• Requests
1. According to the piece on earning a living from writing, why can't the writer support themselves on the money their writing makes?
2. Update the stretch from "I write novels, short" through "it without distraction." in the piece on earning a living from writing, replacing "ideal" with "wonderful".

• Passage to read
==============================
I write novels, short stories, and articles (which sometimes turn into passionate rants) about asexuality. (And one time, that ranting became long enough and organized enough that I could sell it as a book.) Sometimes, people like the things I write enough to buy them, display them, or offer to represent them to publishers, but so far, it does not happen often enough or to a great enough extent that I can support myself on the money it makes. And sure, it would be ideal if I did not have to go to another job to make ends meet. It would be ideal if the thing I love to do most in the world also resulted in people throwing money at me and making it possible for me to keep doing it without distraction.
|(Actual tweet I got once.)|
I doubt anyone reading this has failed to notice that not all passions are equally likely to be lucrative.
It's actually really hard to make a living as an author. It's also really rare that someone's entire income is from writing, even if they are fairly successful and have managed to sell some of their work. Often an author needs a secondary income--either their own day job/side job, or a partner's job sharing the load of running a household, or both. And for some reason, I've noticed people expecting authors to regard all forms of writing as created equal; they seem to think just about every type of writing is interconnected in every way, from the craft basics to the interpersonal connections, from the skills and education needed to the creative and professional needs satisfied.
Think about the difference between picking up a book you personally wanted to read and picking up the book you were assigned to read for school reading or book club. Sure, you might unexpectedly enjoy the assigned book, and you may just be the type of person who devours everything. But for many (probably most) people, reading isn't really the same if it's something someone else made you read. Especially if the kinds of books you're assigned to read are fundamentally different from the type you'd choose.
==============================
• Supplied information
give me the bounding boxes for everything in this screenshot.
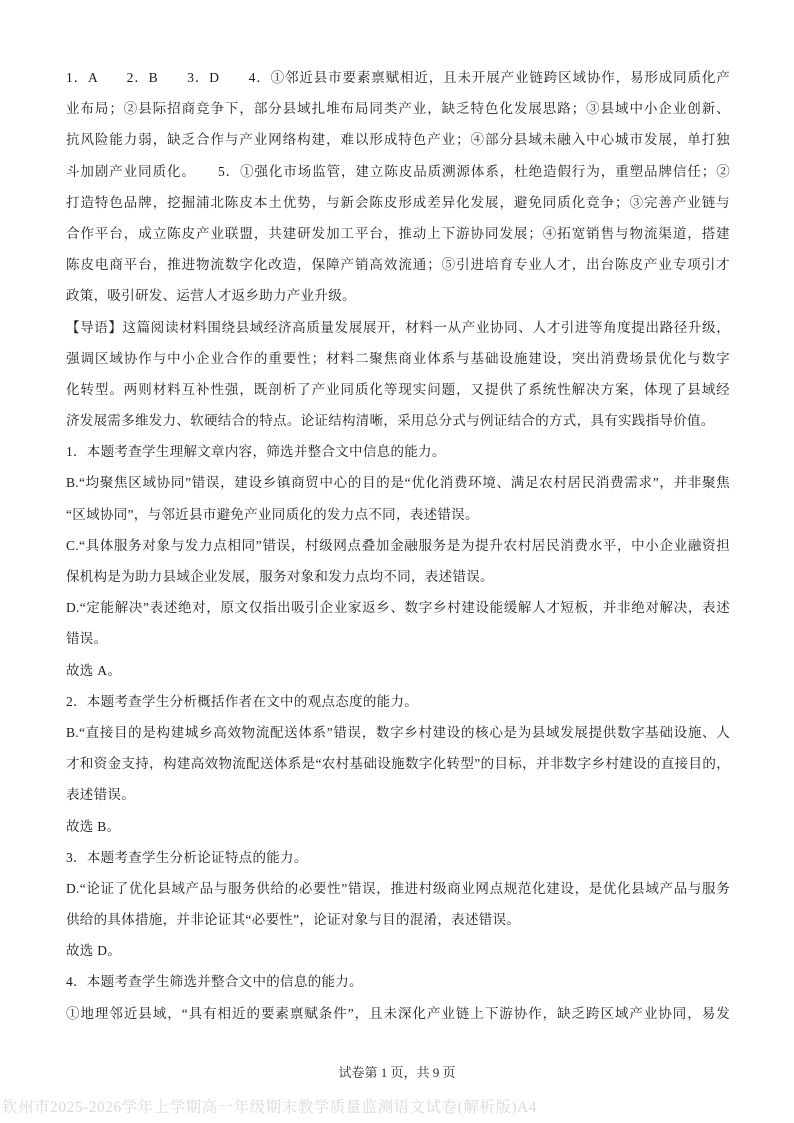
==============================
• Solutions to the problems
1. People do sometimes like the writing enough to buy it, display it, or offer to represent it to publishers. So far, though, that does not happen often enough or to a great enough extent to support the writer.

2.
I write novels, short stories, and articles (which sometimes turn into passionate rants) about asexuality. (And one time, that ranting became long enough and organized enough that I could sell it as a book.) Sometimes, people like the things I write enough to buy them, display them, or offer to represent them to publishers, but so far, it does not happen often enough or to a great enough extent that I can support myself on the money it makes. And sure, it would be wonderful if I did not have to go to another job to make ends meet. It would be wonderful if the thing I love to do most in the world also resulted in people throwing money at me and making it possible for me to keep doing it without distraction.